Goal of the exercise: Go through the entries below and count the lines holding the word "ylabel". Reply with only the number, please.

##### Dataset

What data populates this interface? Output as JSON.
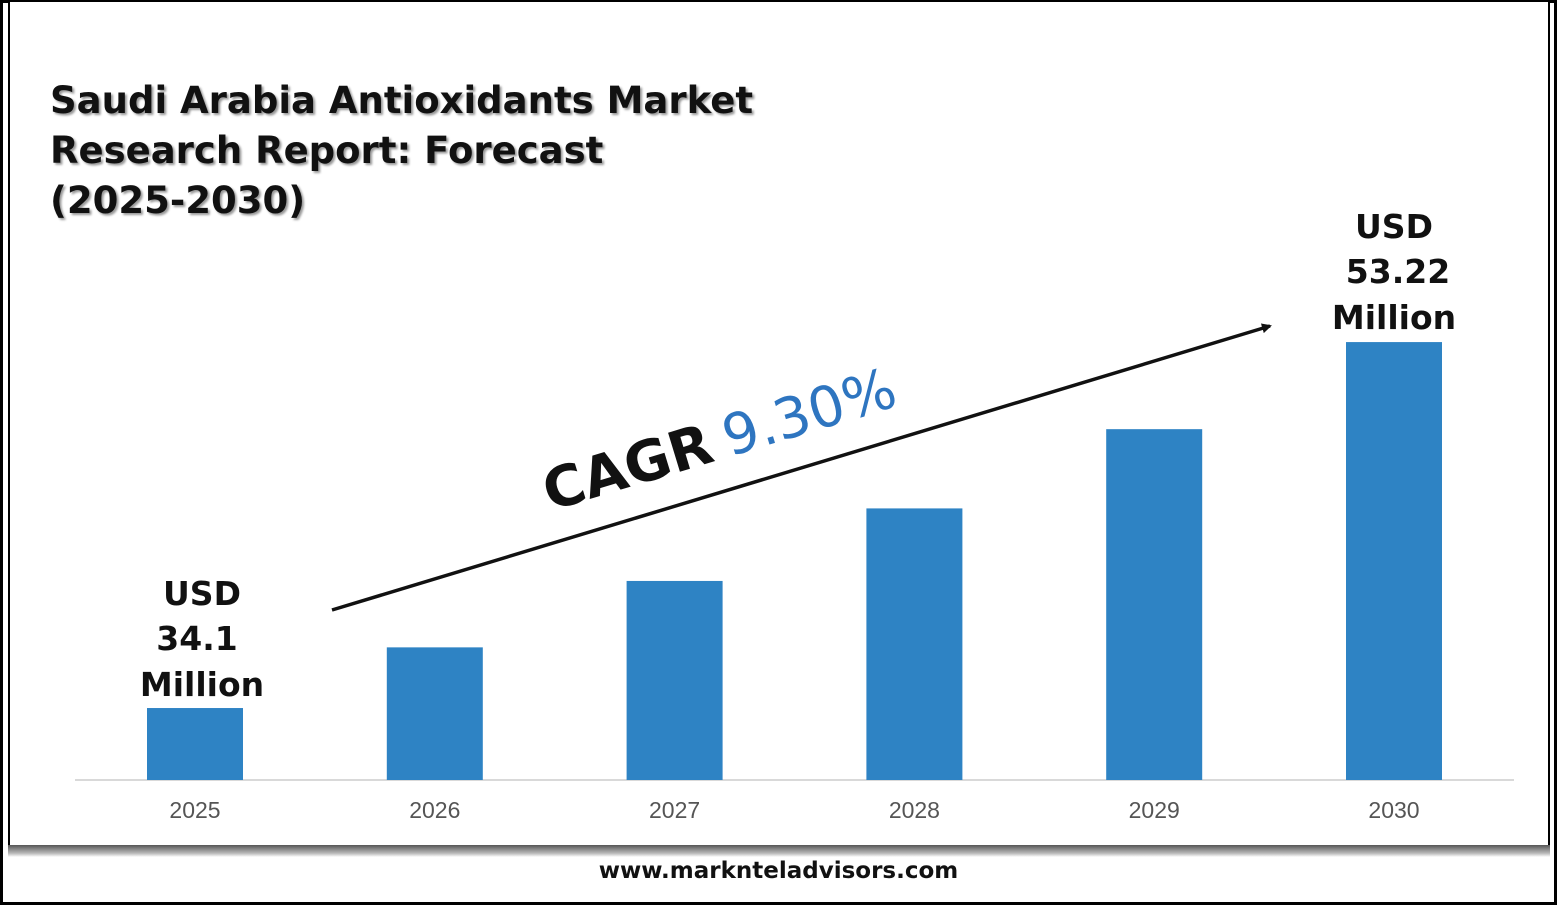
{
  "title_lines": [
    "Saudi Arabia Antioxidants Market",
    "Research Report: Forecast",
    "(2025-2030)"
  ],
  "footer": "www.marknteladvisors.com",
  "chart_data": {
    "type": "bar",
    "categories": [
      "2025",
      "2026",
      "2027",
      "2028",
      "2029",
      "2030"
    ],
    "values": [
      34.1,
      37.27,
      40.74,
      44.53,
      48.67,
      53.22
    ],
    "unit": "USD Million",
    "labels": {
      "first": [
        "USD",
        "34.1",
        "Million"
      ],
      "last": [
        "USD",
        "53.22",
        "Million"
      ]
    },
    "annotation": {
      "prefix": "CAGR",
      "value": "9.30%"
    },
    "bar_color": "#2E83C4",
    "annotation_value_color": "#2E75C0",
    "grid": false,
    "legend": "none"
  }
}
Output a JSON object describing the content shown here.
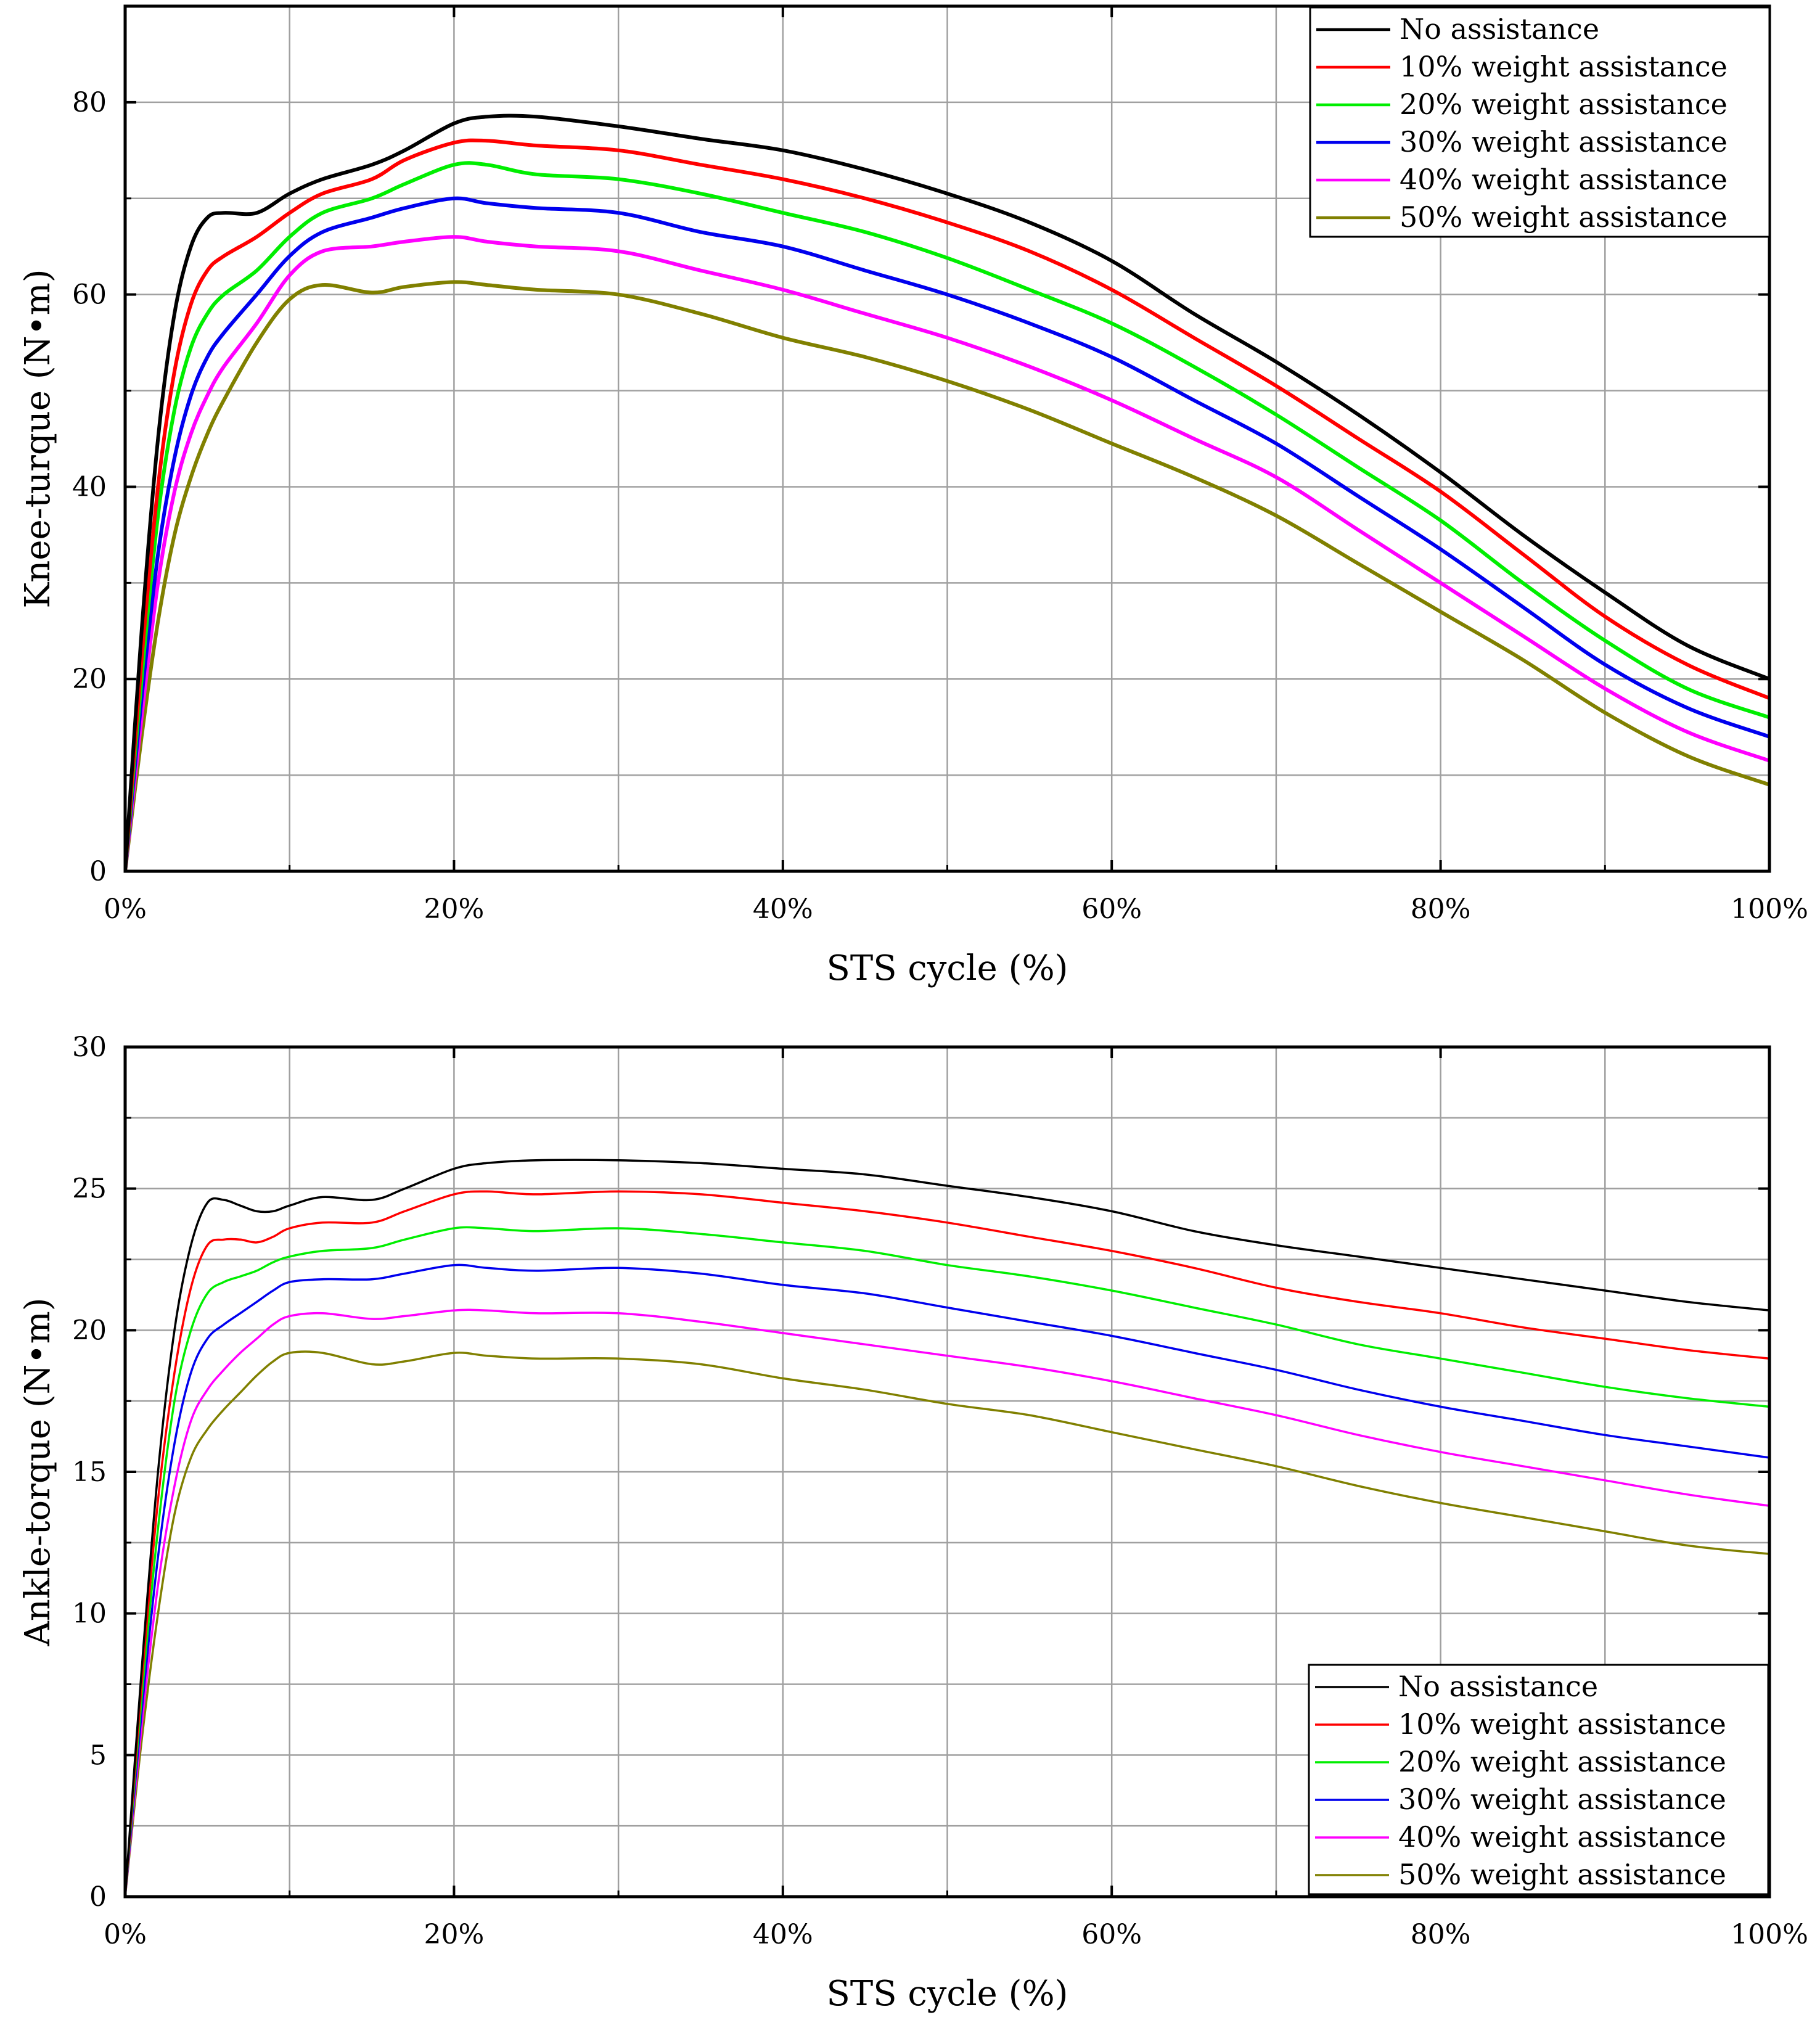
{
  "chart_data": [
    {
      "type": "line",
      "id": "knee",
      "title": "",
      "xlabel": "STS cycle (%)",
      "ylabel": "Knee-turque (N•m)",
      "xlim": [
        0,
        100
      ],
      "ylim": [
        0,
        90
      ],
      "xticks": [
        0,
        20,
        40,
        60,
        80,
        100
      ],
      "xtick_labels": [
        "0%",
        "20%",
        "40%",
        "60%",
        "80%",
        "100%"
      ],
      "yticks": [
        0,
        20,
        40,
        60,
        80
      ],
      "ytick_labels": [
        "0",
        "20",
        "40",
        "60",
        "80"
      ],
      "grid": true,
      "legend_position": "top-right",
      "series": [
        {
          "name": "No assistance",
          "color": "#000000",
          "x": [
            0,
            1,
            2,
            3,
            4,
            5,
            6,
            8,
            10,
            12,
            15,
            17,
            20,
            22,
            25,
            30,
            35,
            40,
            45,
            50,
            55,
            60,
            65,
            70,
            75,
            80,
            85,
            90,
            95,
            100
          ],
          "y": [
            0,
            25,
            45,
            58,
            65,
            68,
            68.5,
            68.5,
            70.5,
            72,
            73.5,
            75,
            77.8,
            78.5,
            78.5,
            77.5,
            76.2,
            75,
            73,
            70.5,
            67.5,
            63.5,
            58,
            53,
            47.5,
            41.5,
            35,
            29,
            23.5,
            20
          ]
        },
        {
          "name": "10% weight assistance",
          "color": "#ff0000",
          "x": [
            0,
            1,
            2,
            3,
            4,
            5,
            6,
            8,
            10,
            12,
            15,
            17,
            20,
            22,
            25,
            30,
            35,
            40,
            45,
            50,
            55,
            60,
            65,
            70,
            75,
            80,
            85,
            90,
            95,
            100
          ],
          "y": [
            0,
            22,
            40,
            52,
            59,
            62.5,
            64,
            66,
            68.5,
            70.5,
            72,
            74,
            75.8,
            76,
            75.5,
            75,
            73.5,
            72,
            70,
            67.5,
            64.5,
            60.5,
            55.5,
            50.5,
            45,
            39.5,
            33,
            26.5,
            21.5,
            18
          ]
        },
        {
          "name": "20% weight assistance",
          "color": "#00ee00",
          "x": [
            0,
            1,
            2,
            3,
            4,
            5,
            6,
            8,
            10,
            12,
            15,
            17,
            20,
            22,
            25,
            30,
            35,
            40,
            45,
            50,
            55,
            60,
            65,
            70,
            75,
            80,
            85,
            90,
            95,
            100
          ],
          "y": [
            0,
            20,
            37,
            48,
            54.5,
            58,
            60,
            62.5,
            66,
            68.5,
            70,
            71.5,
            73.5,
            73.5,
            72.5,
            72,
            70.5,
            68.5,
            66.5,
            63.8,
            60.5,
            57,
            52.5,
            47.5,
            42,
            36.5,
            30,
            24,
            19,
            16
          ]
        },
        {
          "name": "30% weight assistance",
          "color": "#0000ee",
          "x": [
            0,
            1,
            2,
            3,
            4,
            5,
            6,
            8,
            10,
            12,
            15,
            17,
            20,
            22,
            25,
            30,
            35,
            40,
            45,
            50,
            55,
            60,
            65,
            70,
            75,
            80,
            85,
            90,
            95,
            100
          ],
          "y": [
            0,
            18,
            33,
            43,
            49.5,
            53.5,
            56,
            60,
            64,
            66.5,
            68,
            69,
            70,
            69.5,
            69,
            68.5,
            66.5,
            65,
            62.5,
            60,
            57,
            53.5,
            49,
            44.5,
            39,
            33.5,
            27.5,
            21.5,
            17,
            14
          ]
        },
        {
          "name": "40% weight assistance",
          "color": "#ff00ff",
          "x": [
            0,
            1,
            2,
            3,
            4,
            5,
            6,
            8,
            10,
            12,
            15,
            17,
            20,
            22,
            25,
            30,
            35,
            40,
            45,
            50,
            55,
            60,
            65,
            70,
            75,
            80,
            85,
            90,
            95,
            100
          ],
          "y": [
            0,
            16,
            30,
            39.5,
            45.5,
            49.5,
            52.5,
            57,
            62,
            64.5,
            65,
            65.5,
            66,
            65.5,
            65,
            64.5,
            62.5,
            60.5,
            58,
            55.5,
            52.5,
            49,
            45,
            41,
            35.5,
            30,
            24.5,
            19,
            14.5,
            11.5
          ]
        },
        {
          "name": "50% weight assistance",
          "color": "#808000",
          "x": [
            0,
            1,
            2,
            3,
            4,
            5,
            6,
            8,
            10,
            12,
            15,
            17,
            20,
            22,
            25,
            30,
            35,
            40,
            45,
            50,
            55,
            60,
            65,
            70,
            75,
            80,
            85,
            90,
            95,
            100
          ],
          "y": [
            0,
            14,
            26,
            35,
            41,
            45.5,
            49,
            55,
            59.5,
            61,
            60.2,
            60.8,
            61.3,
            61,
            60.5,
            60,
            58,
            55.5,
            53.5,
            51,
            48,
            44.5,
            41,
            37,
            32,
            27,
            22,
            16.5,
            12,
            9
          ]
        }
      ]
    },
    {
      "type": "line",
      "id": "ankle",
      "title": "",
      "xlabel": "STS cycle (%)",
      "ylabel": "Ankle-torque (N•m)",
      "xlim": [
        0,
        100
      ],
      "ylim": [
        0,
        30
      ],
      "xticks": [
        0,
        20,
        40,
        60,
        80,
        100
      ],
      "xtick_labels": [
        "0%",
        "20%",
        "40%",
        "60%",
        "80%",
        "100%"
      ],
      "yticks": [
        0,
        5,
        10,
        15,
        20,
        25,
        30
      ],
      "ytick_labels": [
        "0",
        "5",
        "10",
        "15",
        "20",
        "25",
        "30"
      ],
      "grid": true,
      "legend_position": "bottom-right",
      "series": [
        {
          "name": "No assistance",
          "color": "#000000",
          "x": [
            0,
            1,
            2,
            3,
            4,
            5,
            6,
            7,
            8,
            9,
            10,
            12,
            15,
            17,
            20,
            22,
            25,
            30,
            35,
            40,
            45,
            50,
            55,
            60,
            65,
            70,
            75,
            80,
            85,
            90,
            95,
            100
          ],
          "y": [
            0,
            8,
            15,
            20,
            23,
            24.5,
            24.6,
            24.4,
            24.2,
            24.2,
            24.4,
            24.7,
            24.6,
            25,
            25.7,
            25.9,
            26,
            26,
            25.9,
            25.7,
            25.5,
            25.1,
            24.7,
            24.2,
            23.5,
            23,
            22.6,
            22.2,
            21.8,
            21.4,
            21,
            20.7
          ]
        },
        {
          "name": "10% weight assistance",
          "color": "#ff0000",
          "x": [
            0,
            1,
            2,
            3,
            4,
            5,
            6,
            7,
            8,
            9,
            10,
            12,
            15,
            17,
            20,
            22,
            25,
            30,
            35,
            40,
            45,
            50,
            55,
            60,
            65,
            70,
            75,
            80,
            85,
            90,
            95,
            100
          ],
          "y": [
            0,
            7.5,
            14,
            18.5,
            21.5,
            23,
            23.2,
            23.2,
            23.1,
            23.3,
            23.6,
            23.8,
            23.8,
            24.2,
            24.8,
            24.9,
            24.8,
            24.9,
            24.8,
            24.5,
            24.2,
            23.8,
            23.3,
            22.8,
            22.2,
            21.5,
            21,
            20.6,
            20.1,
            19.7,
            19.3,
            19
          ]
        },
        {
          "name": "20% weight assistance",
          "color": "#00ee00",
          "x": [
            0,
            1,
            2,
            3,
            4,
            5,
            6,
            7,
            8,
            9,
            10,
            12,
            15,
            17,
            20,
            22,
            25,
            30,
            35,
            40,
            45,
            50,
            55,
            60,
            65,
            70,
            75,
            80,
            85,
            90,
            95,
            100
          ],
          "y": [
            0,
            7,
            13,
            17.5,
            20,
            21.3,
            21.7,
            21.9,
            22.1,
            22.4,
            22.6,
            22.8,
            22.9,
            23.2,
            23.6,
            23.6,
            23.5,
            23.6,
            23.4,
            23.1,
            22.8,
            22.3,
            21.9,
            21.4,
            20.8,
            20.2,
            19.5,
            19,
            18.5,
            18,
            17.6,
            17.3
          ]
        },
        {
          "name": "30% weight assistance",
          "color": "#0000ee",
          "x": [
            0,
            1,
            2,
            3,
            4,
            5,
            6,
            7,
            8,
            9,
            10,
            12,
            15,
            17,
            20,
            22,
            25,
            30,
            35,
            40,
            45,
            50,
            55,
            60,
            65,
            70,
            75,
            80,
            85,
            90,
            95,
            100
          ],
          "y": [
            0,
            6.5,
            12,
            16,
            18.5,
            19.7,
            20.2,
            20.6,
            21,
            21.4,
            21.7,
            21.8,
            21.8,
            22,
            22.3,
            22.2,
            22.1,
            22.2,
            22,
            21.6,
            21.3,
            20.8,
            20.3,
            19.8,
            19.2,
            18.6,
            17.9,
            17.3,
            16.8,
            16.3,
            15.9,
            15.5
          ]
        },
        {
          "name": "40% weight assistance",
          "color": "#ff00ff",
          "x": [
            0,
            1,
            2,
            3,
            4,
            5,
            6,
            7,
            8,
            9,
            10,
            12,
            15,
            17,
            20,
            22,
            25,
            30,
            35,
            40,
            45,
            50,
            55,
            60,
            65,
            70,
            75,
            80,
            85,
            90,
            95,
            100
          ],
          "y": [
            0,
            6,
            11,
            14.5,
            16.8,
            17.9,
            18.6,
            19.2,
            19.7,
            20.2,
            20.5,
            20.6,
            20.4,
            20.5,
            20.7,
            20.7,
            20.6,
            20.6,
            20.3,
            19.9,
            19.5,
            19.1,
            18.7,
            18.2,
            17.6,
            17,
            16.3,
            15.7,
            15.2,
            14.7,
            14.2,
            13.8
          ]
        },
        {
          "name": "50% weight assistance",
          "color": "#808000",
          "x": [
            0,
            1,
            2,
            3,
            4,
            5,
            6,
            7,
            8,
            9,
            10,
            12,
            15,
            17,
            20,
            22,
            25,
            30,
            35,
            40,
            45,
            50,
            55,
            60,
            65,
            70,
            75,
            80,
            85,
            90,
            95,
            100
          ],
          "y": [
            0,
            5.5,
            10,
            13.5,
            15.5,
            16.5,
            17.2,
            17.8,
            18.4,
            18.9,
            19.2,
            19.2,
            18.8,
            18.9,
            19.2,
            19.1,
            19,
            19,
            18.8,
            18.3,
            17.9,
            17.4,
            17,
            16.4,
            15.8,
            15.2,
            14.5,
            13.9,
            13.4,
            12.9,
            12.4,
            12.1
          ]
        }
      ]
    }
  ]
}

##########

Result of the exercise: 2